> Aim of the task
Your task is to copy the listing exactly, with the pictures left out.

╭──

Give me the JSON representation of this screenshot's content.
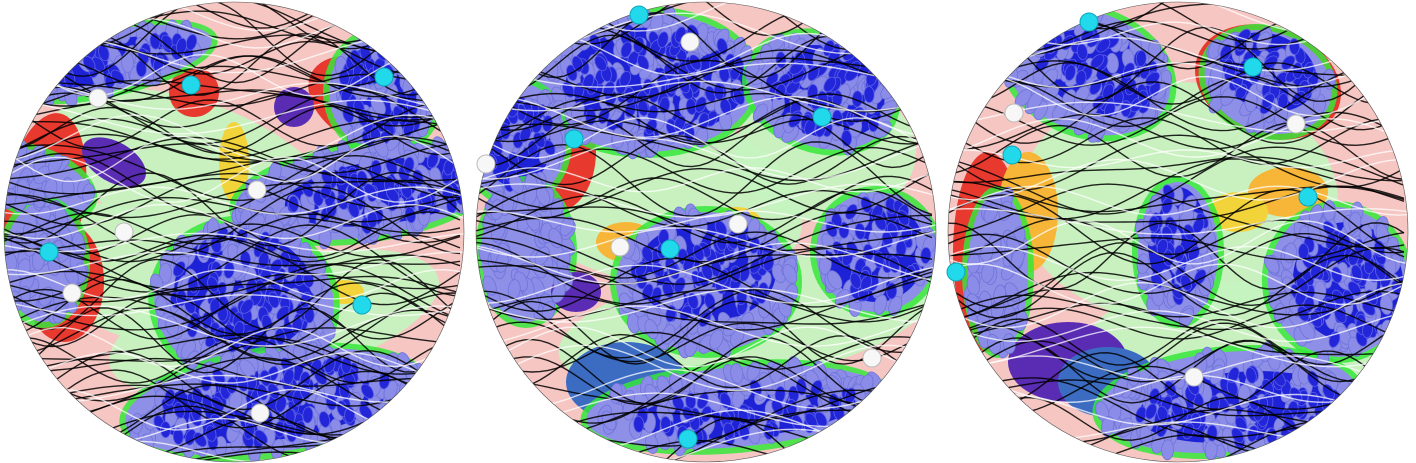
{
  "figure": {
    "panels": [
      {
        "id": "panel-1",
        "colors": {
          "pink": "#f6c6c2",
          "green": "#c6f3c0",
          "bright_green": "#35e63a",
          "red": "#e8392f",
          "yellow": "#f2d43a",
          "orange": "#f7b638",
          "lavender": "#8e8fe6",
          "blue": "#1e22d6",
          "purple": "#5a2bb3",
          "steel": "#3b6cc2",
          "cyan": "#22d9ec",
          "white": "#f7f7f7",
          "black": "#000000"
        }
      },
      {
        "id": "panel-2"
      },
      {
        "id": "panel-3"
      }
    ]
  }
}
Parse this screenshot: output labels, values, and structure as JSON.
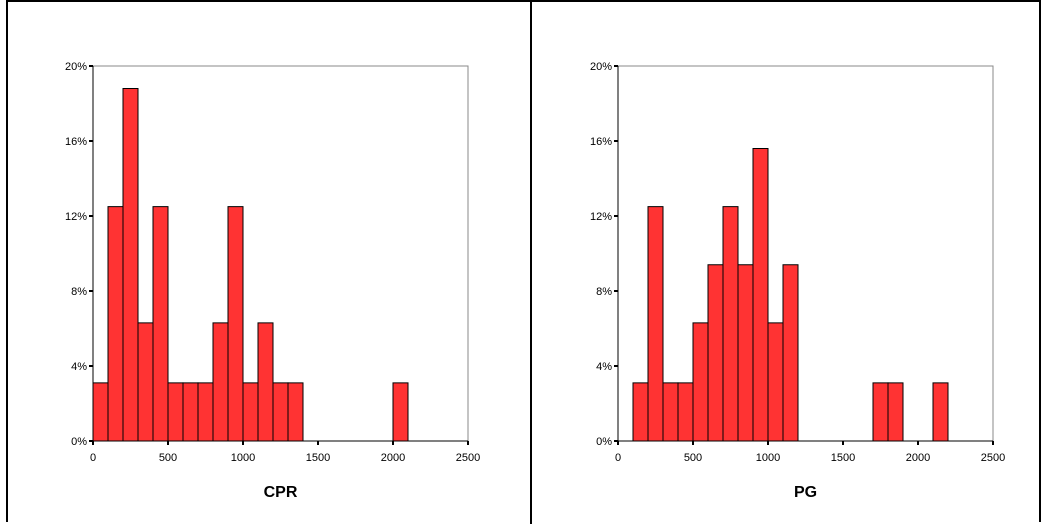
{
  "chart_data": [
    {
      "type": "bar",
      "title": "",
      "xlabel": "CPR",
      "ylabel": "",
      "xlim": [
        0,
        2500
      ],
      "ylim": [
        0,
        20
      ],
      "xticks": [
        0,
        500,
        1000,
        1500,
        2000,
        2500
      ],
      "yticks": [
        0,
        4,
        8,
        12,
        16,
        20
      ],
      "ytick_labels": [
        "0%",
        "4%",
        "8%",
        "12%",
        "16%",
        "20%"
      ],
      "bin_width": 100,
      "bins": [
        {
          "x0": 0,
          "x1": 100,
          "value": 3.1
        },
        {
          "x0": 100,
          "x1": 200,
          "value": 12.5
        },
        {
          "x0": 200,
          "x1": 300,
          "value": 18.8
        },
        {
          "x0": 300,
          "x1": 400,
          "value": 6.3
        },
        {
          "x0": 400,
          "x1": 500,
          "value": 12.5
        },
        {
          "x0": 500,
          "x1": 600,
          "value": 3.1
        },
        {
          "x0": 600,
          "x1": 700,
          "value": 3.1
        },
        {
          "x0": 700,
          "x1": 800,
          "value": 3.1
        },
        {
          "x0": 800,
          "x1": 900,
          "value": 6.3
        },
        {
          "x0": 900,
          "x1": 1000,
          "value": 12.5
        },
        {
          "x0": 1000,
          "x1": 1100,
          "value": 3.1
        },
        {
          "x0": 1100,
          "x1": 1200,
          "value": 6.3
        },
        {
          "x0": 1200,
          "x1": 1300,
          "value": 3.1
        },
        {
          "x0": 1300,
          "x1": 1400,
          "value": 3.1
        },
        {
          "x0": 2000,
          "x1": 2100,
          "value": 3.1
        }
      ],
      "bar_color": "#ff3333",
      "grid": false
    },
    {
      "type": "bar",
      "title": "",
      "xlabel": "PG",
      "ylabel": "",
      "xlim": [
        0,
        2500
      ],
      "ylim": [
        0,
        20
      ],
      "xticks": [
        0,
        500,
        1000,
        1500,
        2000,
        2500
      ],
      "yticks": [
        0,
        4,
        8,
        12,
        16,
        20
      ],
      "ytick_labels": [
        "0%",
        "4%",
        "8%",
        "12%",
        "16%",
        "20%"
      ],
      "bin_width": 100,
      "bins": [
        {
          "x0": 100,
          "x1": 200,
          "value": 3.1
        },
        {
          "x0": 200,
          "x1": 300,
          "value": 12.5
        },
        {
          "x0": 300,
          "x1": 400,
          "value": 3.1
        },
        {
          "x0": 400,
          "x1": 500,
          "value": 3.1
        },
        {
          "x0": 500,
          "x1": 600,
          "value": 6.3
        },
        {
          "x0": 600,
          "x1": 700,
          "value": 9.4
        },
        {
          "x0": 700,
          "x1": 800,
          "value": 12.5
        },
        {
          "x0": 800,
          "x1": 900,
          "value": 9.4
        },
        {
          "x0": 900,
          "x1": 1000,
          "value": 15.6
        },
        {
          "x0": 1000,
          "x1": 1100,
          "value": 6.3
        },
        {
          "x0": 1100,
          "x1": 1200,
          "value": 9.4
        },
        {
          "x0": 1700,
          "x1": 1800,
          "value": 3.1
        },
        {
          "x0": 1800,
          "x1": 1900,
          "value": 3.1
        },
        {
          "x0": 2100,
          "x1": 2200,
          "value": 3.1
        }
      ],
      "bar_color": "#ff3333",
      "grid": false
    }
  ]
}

╰──

> Exercise answer
Give me the JSON representation of this screenshot's content.
{
  "figure": {
    "panels": [
      {
        "id": "panel-1",
        "colors": {
          "pink": "#f6c6c2",
          "green": "#c6f3c0",
          "bright_green": "#35e63a",
          "red": "#e8392f",
          "yellow": "#f2d43a",
          "orange": "#f7b638",
          "lavender": "#8e8fe6",
          "blue": "#1e22d6",
          "purple": "#5a2bb3",
          "steel": "#3b6cc2",
          "cyan": "#22d9ec",
          "white": "#f7f7f7",
          "black": "#000000"
        }
      },
      {
        "id": "panel-2"
      },
      {
        "id": "panel-3"
      }
    ]
  }
}
Parse this screenshot: output labels, values, and structure as JSON.
{
  "chart_data": [
    {
      "type": "bar",
      "title": "",
      "xlabel": "CPR",
      "ylabel": "",
      "xlim": [
        0,
        2500
      ],
      "ylim": [
        0,
        20
      ],
      "xticks": [
        0,
        500,
        1000,
        1500,
        2000,
        2500
      ],
      "yticks": [
        0,
        4,
        8,
        12,
        16,
        20
      ],
      "ytick_labels": [
        "0%",
        "4%",
        "8%",
        "12%",
        "16%",
        "20%"
      ],
      "bin_width": 100,
      "bins": [
        {
          "x0": 0,
          "x1": 100,
          "value": 3.1
        },
        {
          "x0": 100,
          "x1": 200,
          "value": 12.5
        },
        {
          "x0": 200,
          "x1": 300,
          "value": 18.8
        },
        {
          "x0": 300,
          "x1": 400,
          "value": 6.3
        },
        {
          "x0": 400,
          "x1": 500,
          "value": 12.5
        },
        {
          "x0": 500,
          "x1": 600,
          "value": 3.1
        },
        {
          "x0": 600,
          "x1": 700,
          "value": 3.1
        },
        {
          "x0": 700,
          "x1": 800,
          "value": 3.1
        },
        {
          "x0": 800,
          "x1": 900,
          "value": 6.3
        },
        {
          "x0": 900,
          "x1": 1000,
          "value": 12.5
        },
        {
          "x0": 1000,
          "x1": 1100,
          "value": 3.1
        },
        {
          "x0": 1100,
          "x1": 1200,
          "value": 6.3
        },
        {
          "x0": 1200,
          "x1": 1300,
          "value": 3.1
        },
        {
          "x0": 1300,
          "x1": 1400,
          "value": 3.1
        },
        {
          "x0": 2000,
          "x1": 2100,
          "value": 3.1
        }
      ],
      "bar_color": "#ff3333",
      "grid": false
    },
    {
      "type": "bar",
      "title": "",
      "xlabel": "PG",
      "ylabel": "",
      "xlim": [
        0,
        2500
      ],
      "ylim": [
        0,
        20
      ],
      "xticks": [
        0,
        500,
        1000,
        1500,
        2000,
        2500
      ],
      "yticks": [
        0,
        4,
        8,
        12,
        16,
        20
      ],
      "ytick_labels": [
        "0%",
        "4%",
        "8%",
        "12%",
        "16%",
        "20%"
      ],
      "bin_width": 100,
      "bins": [
        {
          "x0": 100,
          "x1": 200,
          "value": 3.1
        },
        {
          "x0": 200,
          "x1": 300,
          "value": 12.5
        },
        {
          "x0": 300,
          "x1": 400,
          "value": 3.1
        },
        {
          "x0": 400,
          "x1": 500,
          "value": 3.1
        },
        {
          "x0": 500,
          "x1": 600,
          "value": 6.3
        },
        {
          "x0": 600,
          "x1": 700,
          "value": 9.4
        },
        {
          "x0": 700,
          "x1": 800,
          "value": 12.5
        },
        {
          "x0": 800,
          "x1": 900,
          "value": 9.4
        },
        {
          "x0": 900,
          "x1": 1000,
          "value": 15.6
        },
        {
          "x0": 1000,
          "x1": 1100,
          "value": 6.3
        },
        {
          "x0": 1100,
          "x1": 1200,
          "value": 9.4
        },
        {
          "x0": 1700,
          "x1": 1800,
          "value": 3.1
        },
        {
          "x0": 1800,
          "x1": 1900,
          "value": 3.1
        },
        {
          "x0": 2100,
          "x1": 2200,
          "value": 3.1
        }
      ],
      "bar_color": "#ff3333",
      "grid": false
    }
  ]
}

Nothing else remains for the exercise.